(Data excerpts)

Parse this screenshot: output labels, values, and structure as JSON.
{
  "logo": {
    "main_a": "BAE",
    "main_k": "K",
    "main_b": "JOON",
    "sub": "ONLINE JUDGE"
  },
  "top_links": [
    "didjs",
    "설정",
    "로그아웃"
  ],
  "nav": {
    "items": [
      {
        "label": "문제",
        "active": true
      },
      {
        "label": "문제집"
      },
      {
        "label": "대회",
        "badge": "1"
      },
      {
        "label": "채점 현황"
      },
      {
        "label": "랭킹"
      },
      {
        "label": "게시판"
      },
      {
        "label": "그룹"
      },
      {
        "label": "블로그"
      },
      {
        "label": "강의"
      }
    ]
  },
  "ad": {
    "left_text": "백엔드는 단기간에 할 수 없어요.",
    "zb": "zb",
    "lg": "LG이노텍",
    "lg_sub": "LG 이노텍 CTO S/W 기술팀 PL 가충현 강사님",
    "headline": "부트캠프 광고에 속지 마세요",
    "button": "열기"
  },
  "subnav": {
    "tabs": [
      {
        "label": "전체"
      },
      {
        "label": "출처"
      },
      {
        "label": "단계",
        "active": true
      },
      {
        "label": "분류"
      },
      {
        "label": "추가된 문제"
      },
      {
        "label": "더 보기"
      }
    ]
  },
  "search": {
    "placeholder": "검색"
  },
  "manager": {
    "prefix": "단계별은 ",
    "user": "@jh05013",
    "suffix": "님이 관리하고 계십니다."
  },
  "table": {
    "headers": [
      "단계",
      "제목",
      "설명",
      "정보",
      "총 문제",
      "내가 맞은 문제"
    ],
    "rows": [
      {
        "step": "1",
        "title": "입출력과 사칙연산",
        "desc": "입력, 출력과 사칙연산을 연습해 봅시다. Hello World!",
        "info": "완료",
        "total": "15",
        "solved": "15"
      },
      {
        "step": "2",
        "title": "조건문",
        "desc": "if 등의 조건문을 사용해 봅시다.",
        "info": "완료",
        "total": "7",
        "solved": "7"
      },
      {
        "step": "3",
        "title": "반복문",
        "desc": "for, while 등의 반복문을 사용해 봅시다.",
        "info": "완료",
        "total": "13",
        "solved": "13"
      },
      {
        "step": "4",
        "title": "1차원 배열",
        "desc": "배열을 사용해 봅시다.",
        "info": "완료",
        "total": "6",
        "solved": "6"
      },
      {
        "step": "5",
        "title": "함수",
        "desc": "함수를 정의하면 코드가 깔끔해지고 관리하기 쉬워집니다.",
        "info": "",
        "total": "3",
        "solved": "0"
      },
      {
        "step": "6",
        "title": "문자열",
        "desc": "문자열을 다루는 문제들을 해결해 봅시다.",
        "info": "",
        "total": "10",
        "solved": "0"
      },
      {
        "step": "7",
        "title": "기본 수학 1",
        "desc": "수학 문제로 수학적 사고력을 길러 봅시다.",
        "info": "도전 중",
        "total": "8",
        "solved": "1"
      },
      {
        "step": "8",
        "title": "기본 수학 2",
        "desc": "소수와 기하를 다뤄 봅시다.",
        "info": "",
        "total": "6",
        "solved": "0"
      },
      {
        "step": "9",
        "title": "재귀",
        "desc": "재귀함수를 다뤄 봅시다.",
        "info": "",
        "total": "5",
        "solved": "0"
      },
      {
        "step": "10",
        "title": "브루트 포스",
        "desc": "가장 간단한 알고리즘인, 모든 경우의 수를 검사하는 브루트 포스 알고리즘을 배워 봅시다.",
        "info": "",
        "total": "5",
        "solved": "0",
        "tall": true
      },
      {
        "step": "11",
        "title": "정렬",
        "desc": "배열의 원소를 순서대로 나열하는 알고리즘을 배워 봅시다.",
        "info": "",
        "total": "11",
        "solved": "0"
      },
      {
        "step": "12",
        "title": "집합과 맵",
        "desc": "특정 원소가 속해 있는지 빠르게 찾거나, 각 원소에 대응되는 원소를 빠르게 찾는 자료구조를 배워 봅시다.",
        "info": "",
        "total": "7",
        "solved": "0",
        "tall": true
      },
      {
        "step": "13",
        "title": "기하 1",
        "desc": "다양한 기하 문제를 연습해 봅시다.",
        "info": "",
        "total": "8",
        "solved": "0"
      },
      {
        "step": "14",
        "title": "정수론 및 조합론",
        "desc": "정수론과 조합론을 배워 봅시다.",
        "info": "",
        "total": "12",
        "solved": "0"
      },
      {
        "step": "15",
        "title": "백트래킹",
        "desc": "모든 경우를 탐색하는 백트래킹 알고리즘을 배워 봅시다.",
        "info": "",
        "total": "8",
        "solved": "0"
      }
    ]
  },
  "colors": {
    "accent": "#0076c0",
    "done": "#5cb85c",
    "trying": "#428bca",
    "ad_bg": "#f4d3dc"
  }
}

WORK TO COMPLETE - Restate the data above word for word, please.

RIGHT ANSWER -
Parse this screenshot: output labels, values, and structure as JSON.
{
  "logo": {
    "main_a": "BAE",
    "main_k": "K",
    "main_b": "JOON",
    "sub": "ONLINE JUDGE"
  },
  "top_links": [
    "didjs",
    "설정",
    "로그아웃"
  ],
  "nav": {
    "items": [
      {
        "label": "문제",
        "active": true
      },
      {
        "label": "문제집"
      },
      {
        "label": "대회",
        "badge": "1"
      },
      {
        "label": "채점 현황"
      },
      {
        "label": "랭킹"
      },
      {
        "label": "게시판"
      },
      {
        "label": "그룹"
      },
      {
        "label": "블로그"
      },
      {
        "label": "강의"
      }
    ]
  },
  "ad": {
    "left_text": "백엔드는 단기간에 할 수 없어요.",
    "zb": "zb",
    "lg": "LG이노텍",
    "lg_sub": "LG 이노텍 CTO S/W 기술팀 PL 가충현 강사님",
    "headline": "부트캠프 광고에 속지 마세요",
    "button": "열기"
  },
  "subnav": {
    "tabs": [
      {
        "label": "전체"
      },
      {
        "label": "출처"
      },
      {
        "label": "단계",
        "active": true
      },
      {
        "label": "분류"
      },
      {
        "label": "추가된 문제"
      },
      {
        "label": "더 보기"
      }
    ]
  },
  "search": {
    "placeholder": "검색"
  },
  "manager": {
    "prefix": "단계별은 ",
    "user": "@jh05013",
    "suffix": "님이 관리하고 계십니다."
  },
  "table": {
    "headers": [
      "단계",
      "제목",
      "설명",
      "정보",
      "총 문제",
      "내가 맞은 문제"
    ],
    "rows": [
      {
        "step": "1",
        "title": "입출력과 사칙연산",
        "desc": "입력, 출력과 사칙연산을 연습해 봅시다. Hello World!",
        "info": "완료",
        "total": "15",
        "solved": "15"
      },
      {
        "step": "2",
        "title": "조건문",
        "desc": "if 등의 조건문을 사용해 봅시다.",
        "info": "완료",
        "total": "7",
        "solved": "7"
      },
      {
        "step": "3",
        "title": "반복문",
        "desc": "for, while 등의 반복문을 사용해 봅시다.",
        "info": "완료",
        "total": "13",
        "solved": "13"
      },
      {
        "step": "4",
        "title": "1차원 배열",
        "desc": "배열을 사용해 봅시다.",
        "info": "완료",
        "total": "6",
        "solved": "6"
      },
      {
        "step": "5",
        "title": "함수",
        "desc": "함수를 정의하면 코드가 깔끔해지고 관리하기 쉬워집니다.",
        "info": "",
        "total": "3",
        "solved": "0"
      },
      {
        "step": "6",
        "title": "문자열",
        "desc": "문자열을 다루는 문제들을 해결해 봅시다.",
        "info": "",
        "total": "10",
        "solved": "0"
      },
      {
        "step": "7",
        "title": "기본 수학 1",
        "desc": "수학 문제로 수학적 사고력을 길러 봅시다.",
        "info": "도전 중",
        "total": "8",
        "solved": "1"
      },
      {
        "step": "8",
        "title": "기본 수학 2",
        "desc": "소수와 기하를 다뤄 봅시다.",
        "info": "",
        "total": "6",
        "solved": "0"
      },
      {
        "step": "9",
        "title": "재귀",
        "desc": "재귀함수를 다뤄 봅시다.",
        "info": "",
        "total": "5",
        "solved": "0"
      },
      {
        "step": "10",
        "title": "브루트 포스",
        "desc": "가장 간단한 알고리즘인, 모든 경우의 수를 검사하는 브루트 포스 알고리즘을 배워 봅시다.",
        "info": "",
        "total": "5",
        "solved": "0",
        "tall": true
      },
      {
        "step": "11",
        "title": "정렬",
        "desc": "배열의 원소를 순서대로 나열하는 알고리즘을 배워 봅시다.",
        "info": "",
        "total": "11",
        "solved": "0"
      },
      {
        "step": "12",
        "title": "집합과 맵",
        "desc": "특정 원소가 속해 있는지 빠르게 찾거나, 각 원소에 대응되는 원소를 빠르게 찾는 자료구조를 배워 봅시다.",
        "info": "",
        "total": "7",
        "solved": "0",
        "tall": true
      },
      {
        "step": "13",
        "title": "기하 1",
        "desc": "다양한 기하 문제를 연습해 봅시다.",
        "info": "",
        "total": "8",
        "solved": "0"
      },
      {
        "step": "14",
        "title": "정수론 및 조합론",
        "desc": "정수론과 조합론을 배워 봅시다.",
        "info": "",
        "total": "12",
        "solved": "0"
      },
      {
        "step": "15",
        "title": "백트래킹",
        "desc": "모든 경우를 탐색하는 백트래킹 알고리즘을 배워 봅시다.",
        "info": "",
        "total": "8",
        "solved": "0"
      }
    ]
  },
  "colors": {
    "accent": "#0076c0",
    "done": "#5cb85c",
    "trying": "#428bca",
    "ad_bg": "#f4d3dc"
  }
}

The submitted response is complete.